→ Record extracts:

══════════════════════════════

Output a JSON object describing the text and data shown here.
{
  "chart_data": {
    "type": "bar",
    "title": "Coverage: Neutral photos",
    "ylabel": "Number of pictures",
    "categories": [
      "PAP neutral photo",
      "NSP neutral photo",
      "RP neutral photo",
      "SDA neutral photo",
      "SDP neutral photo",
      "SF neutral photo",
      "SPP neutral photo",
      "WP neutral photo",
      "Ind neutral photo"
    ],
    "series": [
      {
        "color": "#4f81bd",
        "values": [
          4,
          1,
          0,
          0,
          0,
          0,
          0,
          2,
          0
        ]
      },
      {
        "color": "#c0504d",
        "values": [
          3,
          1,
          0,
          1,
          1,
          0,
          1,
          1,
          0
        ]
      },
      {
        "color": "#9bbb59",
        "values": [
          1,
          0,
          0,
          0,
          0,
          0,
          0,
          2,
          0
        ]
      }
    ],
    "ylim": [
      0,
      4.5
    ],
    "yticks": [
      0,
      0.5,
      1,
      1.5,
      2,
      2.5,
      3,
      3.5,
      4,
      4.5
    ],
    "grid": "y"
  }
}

══════════════════════════════

→ Goal:
Lines holding the word "color" in the entries above are the ones to pull out. Copy them all.

→ Answer to this exercise:
        "color": "#4f81bd",
        "color": "#c0504d",
        "color": "#9bbb59",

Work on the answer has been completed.